> [EXERCISE PROMPT]: From the listing below, extract every line containing "Terminology".

[START OF RECORD EXTRACTS]

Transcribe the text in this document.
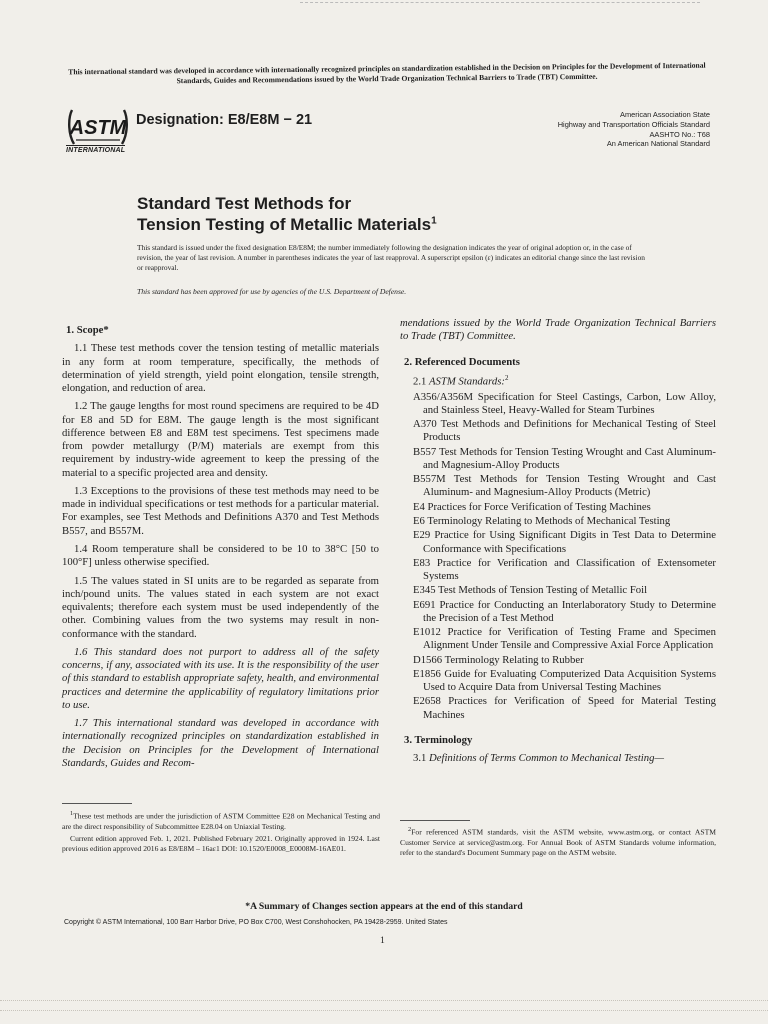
This international standard was developed in accordance with internationally recognized principles on standardization established in the Decision on Principles for the Development of International Standards, Guides and Recommendations issued by the World Trade Organization Technical Barriers to Trade (TBT) Committee.
ASTM
INTERNATIONAL
Designation: E8/E8M − 21	American Association State
Highway and Transportation Officials Standard
AASHTO No.: T68
An American National Standard
Standard Test Methods for
Tension Testing of Metallic Materials$^1$
This standard is issued under the fixed designation E8/E8M; the number immediately following the designation indicates the year of original adoption or, in the case of revision, the year of last revision. A number in parentheses indicates the year of last reapproval. A superscript epsilon (ε) indicates an editorial change since the last revision or reapproval.
This standard has been approved for use by agencies of the U.S. Department of Defense.
1. Scope*

1.1 These test methods cover the tension testing of metallic materials in any form at room temperature, specifically, the methods of determination of yield strength, yield point elongation, tensile strength, elongation, and reduction of area.

1.2 The gauge lengths for most round specimens are required to be 4D for E8 and 5D for E8M. The gauge length is the most significant difference between E8 and E8M test specimens. Test specimens made from powder metallurgy (P/M) materials are exempt from this requirement by industry-wide agreement to keep the pressing of the material to a specific projected area and density.

1.3 Exceptions to the provisions of these test methods may need to be made in individual specifications or test methods for a particular material. For examples, see Test Methods and Definitions A370 and Test Methods B557, and B557M.

1.4 Room temperature shall be considered to be 10 to 38°C [50 to 100°F] unless otherwise specified.

1.5 The values stated in SI units are to be regarded as separate from inch/pound units. The values stated in each system are not exact equivalents; therefore each system must be used independently of the other. Combining values from the two systems may result in non-conformance with the standard.

1.6 This standard does not purport to address all of the safety concerns, if any, associated with its use. It is the responsibility of the user of this standard to establish appropriate safety, health, and environmental practices and determine the applicability of regulatory limitations prior to use.

1.7 This international standard was developed in accordance with internationally recognized principles on standardization established in the Decision on Principles for the Development of International Standards, Guides and Recom-

mendations issued by the World Trade Organization Technical Barriers to Trade (TBT) Committee.

2. Referenced Documents
2.1 ASTM Standards:$^2$
A356/A356M Specification for Steel Castings, Carbon, Low Alloy, and Stainless Steel, Heavy-Walled for Steam Turbines
A370 Test Methods and Definitions for Mechanical Testing of Steel Products
B557 Test Methods for Tension Testing Wrought and Cast Aluminum- and Magnesium-Alloy Products
B557M Test Methods for Tension Testing Wrought and Cast Aluminum- and Magnesium-Alloy Products (Metric)
E4 Practices for Force Verification of Testing Machines
E6 Terminology Relating to Methods of Mechanical Testing
E29 Practice for Using Significant Digits in Test Data to Determine Conformance with Specifications
E83 Practice for Verification and Classification of Extensometer Systems
E345 Test Methods of Tension Testing of Metallic Foil
E691 Practice for Conducting an Interlaboratory Study to Determine the Precision of a Test Method
E1012 Practice for Verification of Testing Frame and Specimen Alignment Under Tensile and Compressive Axial Force Application
D1566 Terminology Relating to Rubber
E1856 Guide for Evaluating Computerized Data Acquisition Systems Used to Acquire Data from Universal Testing Machines
E2658 Practices for Verification of Speed for Material Testing Machines
3. Terminology
3.1 Definitions of Terms Common to Mechanical Testing—

$^1$These test methods are under the jurisdiction of ASTM Committee E28 on Mechanical Testing and are the direct responsibility of Subcommittee E28.04 on Uniaxial Testing.

Current edition approved Feb. 1, 2021. Published February 2021. Originally approved in 1924. Last previous edition approved 2016 as E8/E8M – 16aε1 DOI: 10.1520/E0008_E0008M-16AE01.

$^2$For referenced ASTM standards, visit the ASTM website, www.astm.org, or contact ASTM Customer Service at service@astm.org. For Annual Book of ASTM Standards volume information, refer to the standard's Document Summary page on the ASTM website.

*A Summary of Changes section appears at the end of this standard
Copyright © ASTM International, 100 Barr Harbor Drive, PO Box C700, West Conshohocken, PA 19428-2959. United States
1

[END OF RECORD EXTRACTS]

> [THE RESPONSE]:
E6 Terminology Relating to Methods of Mechanical Testing
D1566 Terminology Relating to Rubber
3. Terminology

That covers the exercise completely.